REQUIRED TASK 1 =
Using the account of a doctor's visit in Pinoso, answer each question below on its own line, marking your answers (a), (b), and (c).
(a) How long was each appointment block on the printed list?
(b) How many names appeared within each block?
(c) What did one person waiting say had stopped the use of a list?
REQUIRED TASK 2 = Summarize the account of a doctor's visit in Pinoso in two sentences.
REQUIRED TASK 3 = Write out the part of the account of a doctor's visit in Pinoso starting with "I was stymied" and going on through "by my thumbs.".

I went to see the doctor this morning. Like all the doctors I've ever encountered, doctors in Spain make you wait. This is obviously because a doctor's time is much more valuable than mine or, indeed, yours. In truth, nowadays, nearly everyone's time is more valuable than mine in a financial sense but, as usual, I seem to be straying up a branch line.
I've been to the doctor a few times over the years in Pinoso but not to the point that it's second nature to me. I was quite decided to be decisive today. The last time I was there there was a little printed list stuck up with sellotape outside the doctors door. The appointments were arranged in 15 minute blocks. Inside the fifteen minute block there would be three names; three people had the same appointment time. I couldn't remember whether the system was first come first served or whether the list order gave the order. My decisiveness amounted to no more than asking rather than muddling through.
I was stymied on two counts. First of all there were three Britons, a couple and a single, outside my assigned door and they were people that I knew. Conversation was to be struck. The pair were in with "my" doctor before me so, until they moved, there was no hurry. They weren't sure where they were in the running order so I asked the people waiting on the plastic chairs. It was an easy conversation. I had the same time as a young woman but the system is first come first served. "It has to be that way now," said someone. "There used to be a list but the data protection act has stopped that". "Ah", said someone else. "That's why the nurse now calls people by numbers rather than names I suppose". "No matter", I said, "Spaniards like to talk". I was relieved that they sniggered rather than stringing me up by my thumbs.

GIVEN INFORMATION =
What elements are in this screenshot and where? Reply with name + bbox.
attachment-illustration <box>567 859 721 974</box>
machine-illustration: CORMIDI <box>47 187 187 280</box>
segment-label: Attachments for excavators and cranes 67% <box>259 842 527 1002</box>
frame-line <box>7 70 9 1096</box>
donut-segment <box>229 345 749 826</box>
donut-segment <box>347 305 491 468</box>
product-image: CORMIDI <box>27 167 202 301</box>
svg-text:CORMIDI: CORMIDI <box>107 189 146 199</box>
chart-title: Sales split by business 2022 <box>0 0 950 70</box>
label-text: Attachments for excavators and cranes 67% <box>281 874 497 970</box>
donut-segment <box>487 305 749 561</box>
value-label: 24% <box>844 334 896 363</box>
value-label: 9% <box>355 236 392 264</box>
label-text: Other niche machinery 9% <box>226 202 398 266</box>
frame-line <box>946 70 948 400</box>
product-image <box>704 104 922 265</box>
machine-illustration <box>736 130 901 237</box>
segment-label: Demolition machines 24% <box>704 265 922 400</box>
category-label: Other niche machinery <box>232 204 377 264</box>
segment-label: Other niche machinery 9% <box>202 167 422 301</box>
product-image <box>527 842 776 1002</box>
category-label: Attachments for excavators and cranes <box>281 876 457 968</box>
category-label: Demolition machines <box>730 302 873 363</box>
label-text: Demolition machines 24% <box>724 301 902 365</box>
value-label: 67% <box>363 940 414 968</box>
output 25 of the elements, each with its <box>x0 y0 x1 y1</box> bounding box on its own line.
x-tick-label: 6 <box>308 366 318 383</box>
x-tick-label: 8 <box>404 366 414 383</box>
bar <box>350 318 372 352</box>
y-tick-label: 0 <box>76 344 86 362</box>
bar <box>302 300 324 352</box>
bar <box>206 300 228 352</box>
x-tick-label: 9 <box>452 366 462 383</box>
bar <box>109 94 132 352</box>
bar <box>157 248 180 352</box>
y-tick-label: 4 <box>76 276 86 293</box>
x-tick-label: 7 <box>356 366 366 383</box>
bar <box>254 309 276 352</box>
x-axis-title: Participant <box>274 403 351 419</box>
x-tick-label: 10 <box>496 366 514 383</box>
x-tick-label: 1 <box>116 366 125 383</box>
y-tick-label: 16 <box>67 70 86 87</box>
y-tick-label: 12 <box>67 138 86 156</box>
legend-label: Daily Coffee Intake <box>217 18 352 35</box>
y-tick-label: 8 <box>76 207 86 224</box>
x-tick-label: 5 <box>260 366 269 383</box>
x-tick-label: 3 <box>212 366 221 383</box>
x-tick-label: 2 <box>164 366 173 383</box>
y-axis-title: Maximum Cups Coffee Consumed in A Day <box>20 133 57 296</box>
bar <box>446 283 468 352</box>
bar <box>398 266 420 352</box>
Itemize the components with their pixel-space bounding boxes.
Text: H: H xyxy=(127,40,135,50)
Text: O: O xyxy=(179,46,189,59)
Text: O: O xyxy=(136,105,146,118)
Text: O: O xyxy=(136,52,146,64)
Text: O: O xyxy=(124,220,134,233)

REPLY 1 =
(a) 15 minutes
(b) Three
(c) The data protection act

REPLY 2 = The writer went to the doctor in Pinoso, remembering a printed list that had put three names into each 15-minute appointment block, and decided to ask how the order worked. The people waiting explained that it was now first come, first served because the data protection act had stopped the list, and the writer shared the same appointment time as a young woman.

REPLY 3 =
I was stymied on two counts. First of all there were three Britons, a couple and a single, outside my assigned door and they were people that I knew. Conversation was to be struck. The pair were in with "my" doctor before me so, until they moved, there was no hurry. They weren't sure where they were in the running order so I asked the people waiting on the plastic chairs. It was an easy conversation. I had the same time as a young woman but the system is first come first served. "It has to be that way now," said someone. "There used to be a list but the data protection act has stopped that". "Ah", said someone else. "That's why the nurse now calls people by numbers rather than names I suppose". "No matter", I said, "Spaniards like to talk". I was relieved that they sniggered rather than stringing me up by my thumbs.